● GIVEN INFORMATION:
====

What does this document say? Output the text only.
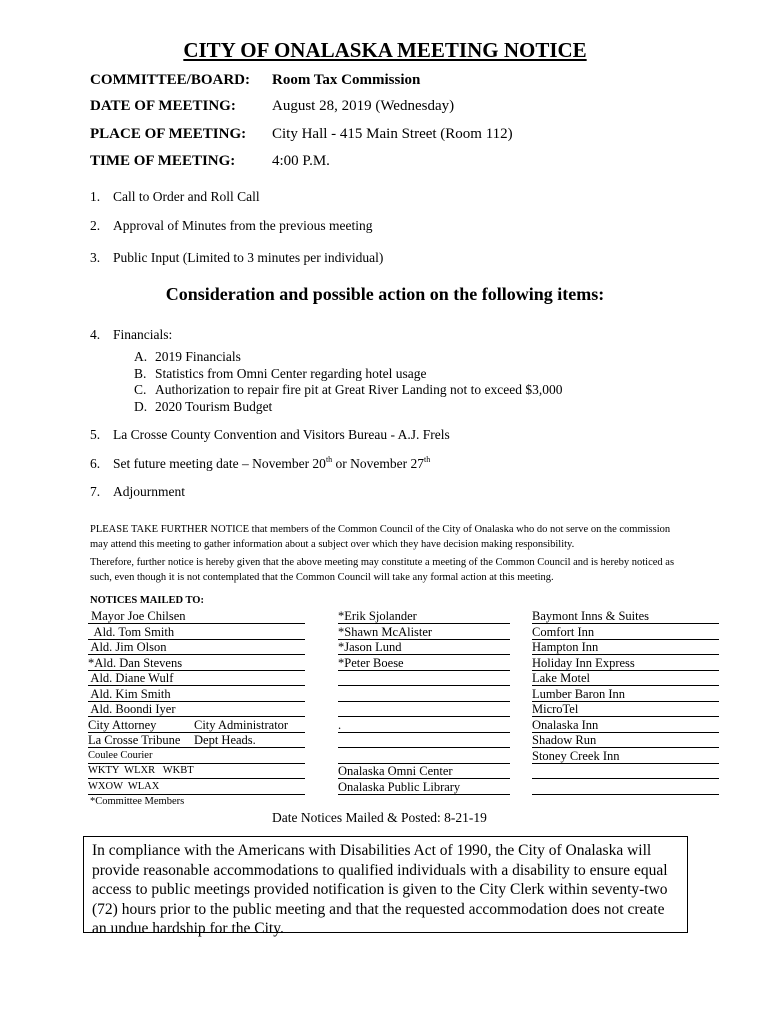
CITY OF ONALASKA MEETING NOTICE
COMMITTEE/BOARD: Room Tax Commission
DATE OF MEETING: August 28, 2019 (Wednesday)
PLACE OF MEETING: City Hall - 415 Main Street (Room 112)
TIME OF MEETING: 4:00 P.M.
1. Call to Order and Roll Call
2. Approval of Minutes from the previous meeting
3. Public Input (Limited to 3 minutes per individual)
Consideration and possible action on the following items:
4. Financials:
A. 2019 Financials
B. Statistics from Omni Center regarding hotel usage
C. Authorization to repair fire pit at Great River Landing not to exceed $3,000
D. 2020 Tourism Budget
5. La Crosse County Convention and Visitors Bureau - A.J. Frels
6. Set future meeting date – November 20th or November 27th
7. Adjournment
PLEASE TAKE FURTHER NOTICE that members of the Common Council of the City of Onalaska who do not serve on the commission may attend this meeting to gather information about a subject over which they have decision making responsibility.
Therefore, further notice is hereby given that the above meeting may constitute a meeting of the Common Council and is hereby noticed as such, even though it is not contemplated that the Common Council will take any formal action at this meeting.
NOTICES MAILED TO:
Mayor Joe Chilsen
Ald. Tom Smith
Ald. Jim Olson
*Ald. Dan Stevens
Ald. Diane Wulf
Ald. Kim Smith
Ald. Boondi Iyer
City Attorney	City Administrator
La Crosse Tribune Dept Heads.
Coulee Courier
WKTY  WLXR   WKBT
WXOW  WLAX
*Erik Sjolander
*Shawn McAlister
*Jason Lund
*Peter Boese
.
Onalaska Omni Center
Onalaska Public Library
Baymont Inns & Suites
Comfort Inn
Hampton Inn
Holiday Inn Express
Lake Motel
Lumber Baron Inn
MicroTel
Onalaska Inn
Shadow Run
Stoney Creek Inn
*Committee Members
Date Notices Mailed & Posted: 8-21-19
In compliance with the Americans with Disabilities Act of 1990, the City of Onalaska will provide reasonable accommodations to qualified individuals with a disability to ensure equal access to public meetings provided notification is given to the City Clerk within seventy-two (72) hours prior to the public meeting and that the requested accommodation does not create an undue hardship for the City.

====

● WHAT YOU ARE ASKED TO DO:
In the records above, locate every line with the string "that" and copy it.

● FINAL RESULT:
PLEASE TAKE FURTHER NOTICE that members of the Common Council of the City of Onalaska who do not serve on the commission may attend this meeting to gather information about a subject over which they have decision making responsibility.
Therefore, further notice is hereby given that the above meeting may constitute a meeting of the Common Council and is hereby noticed as such, even though it is not contemplated that the Common Council will take any formal action at this meeting.
In compliance with the Americans with Disabilities Act of 1990, the City of Onalaska will provide reasonable accommodations to qualified individuals with a disability to ensure equal access to public meetings provided notification is given to the City Clerk within seventy-two (72) hours prior to the public meeting and that the requested accommodation does not create an undue hardship for the City.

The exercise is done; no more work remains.